• [Exercise brief]: List each line of the data that holds the string "Expiry".

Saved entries
┌──
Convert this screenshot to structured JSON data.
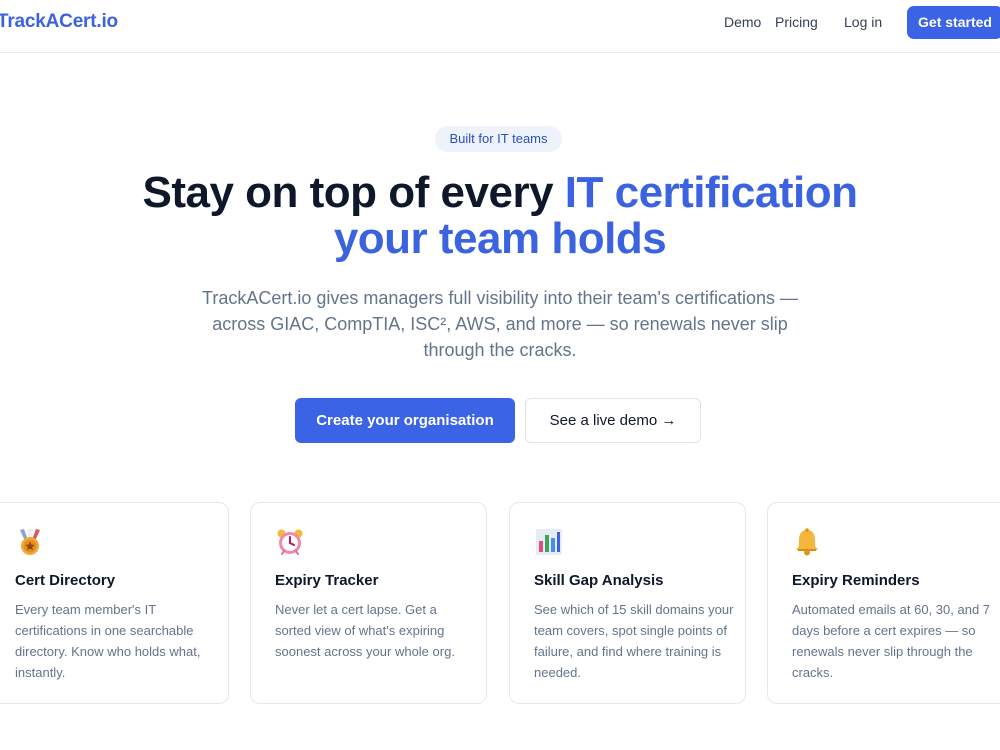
{
  "header": {
    "logo": "TrackACert.io",
    "nav": {
      "demo": "Demo",
      "pricing": "Pricing",
      "login": "Log in",
      "get_started": "Get started"
    }
  },
  "hero": {
    "badge": "Built for IT teams",
    "headline_plain": "Stay on top of every ",
    "headline_accent_1": "IT certification",
    "headline_accent_2": "your team holds",
    "subtext": "TrackACert.io gives managers full visibility into their team's certifications — across GIAC, CompTIA, ISC², AWS, and more — so renewals never slip through the cracks.",
    "primary_cta": "Create your organisation",
    "secondary_cta": "See a live demo →"
  },
  "features": [
    {
      "icon": "medal-icon",
      "title": "Cert Directory",
      "description": "Every team member's IT certifications in one searchable directory. Know who holds what, instantly."
    },
    {
      "icon": "alarm-clock-icon",
      "title": "Expiry Tracker",
      "description": "Never let a cert lapse. Get a sorted view of what's expiring soonest across your whole org."
    },
    {
      "icon": "bar-chart-icon",
      "title": "Skill Gap Analysis",
      "description": "See which of 15 skill domains your team covers, spot single points of failure, and find where training is needed."
    },
    {
      "icon": "bell-icon",
      "title": "Expiry Reminders",
      "description": "Automated emails at 60, 30, and 7 days before a cert expires — so renewals never slip through the cracks."
    }
  ],
  "colors": {
    "accent": "#3b63e6",
    "heading": "#0f172a",
    "muted": "#64748b",
    "badge_bg": "#eef2fb"
  }
}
└──
• [Answer to this task]:
      "title": "Expiry Tracker",
      "title": "Expiry Reminders",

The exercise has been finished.